---------- Record excerpts

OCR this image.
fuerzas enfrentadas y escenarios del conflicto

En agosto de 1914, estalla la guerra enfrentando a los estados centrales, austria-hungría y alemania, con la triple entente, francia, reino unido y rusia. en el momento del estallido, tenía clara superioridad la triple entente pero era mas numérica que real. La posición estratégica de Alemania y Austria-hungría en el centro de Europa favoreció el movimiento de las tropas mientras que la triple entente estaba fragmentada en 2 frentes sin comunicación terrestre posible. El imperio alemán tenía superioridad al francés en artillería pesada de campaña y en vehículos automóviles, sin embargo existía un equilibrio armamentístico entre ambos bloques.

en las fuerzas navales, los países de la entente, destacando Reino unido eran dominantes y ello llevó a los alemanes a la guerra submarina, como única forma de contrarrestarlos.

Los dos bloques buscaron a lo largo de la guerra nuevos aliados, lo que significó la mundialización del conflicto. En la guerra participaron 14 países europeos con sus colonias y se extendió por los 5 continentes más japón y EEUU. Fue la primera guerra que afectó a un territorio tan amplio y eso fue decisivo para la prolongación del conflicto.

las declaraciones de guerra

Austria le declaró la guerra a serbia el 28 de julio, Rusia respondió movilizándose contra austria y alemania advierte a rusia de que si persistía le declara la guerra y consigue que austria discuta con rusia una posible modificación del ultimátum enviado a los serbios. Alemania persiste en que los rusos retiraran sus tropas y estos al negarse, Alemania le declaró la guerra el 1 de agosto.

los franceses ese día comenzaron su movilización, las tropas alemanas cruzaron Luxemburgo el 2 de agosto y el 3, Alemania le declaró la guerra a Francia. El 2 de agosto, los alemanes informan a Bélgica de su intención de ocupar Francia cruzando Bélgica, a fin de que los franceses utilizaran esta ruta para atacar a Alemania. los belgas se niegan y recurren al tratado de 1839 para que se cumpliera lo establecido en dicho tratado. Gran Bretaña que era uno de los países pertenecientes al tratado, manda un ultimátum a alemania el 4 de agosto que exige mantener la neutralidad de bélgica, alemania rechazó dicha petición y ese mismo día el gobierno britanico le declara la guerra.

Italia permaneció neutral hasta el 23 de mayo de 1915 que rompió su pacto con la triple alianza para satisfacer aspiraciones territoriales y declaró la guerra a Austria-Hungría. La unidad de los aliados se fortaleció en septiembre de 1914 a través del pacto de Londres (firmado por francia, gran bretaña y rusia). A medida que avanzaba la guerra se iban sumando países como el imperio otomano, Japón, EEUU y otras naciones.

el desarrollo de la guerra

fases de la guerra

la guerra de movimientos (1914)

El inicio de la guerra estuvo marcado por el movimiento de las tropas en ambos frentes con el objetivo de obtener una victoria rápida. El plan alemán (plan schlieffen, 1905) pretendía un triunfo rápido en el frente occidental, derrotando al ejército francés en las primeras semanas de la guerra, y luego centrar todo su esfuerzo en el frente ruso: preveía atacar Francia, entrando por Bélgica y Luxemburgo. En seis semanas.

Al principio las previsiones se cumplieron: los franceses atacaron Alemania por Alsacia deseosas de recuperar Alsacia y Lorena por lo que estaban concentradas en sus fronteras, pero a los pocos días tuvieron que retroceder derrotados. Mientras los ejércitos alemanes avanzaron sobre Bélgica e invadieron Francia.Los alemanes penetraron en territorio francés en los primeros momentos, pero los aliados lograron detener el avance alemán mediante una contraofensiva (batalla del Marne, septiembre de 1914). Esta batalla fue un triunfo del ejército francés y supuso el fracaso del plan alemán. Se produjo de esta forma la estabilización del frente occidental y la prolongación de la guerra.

--------------------

◆ Stated goal:
Count how many lines in the data contain the word "fuerzas", giving the number without comment.

◆ Result of the task:
2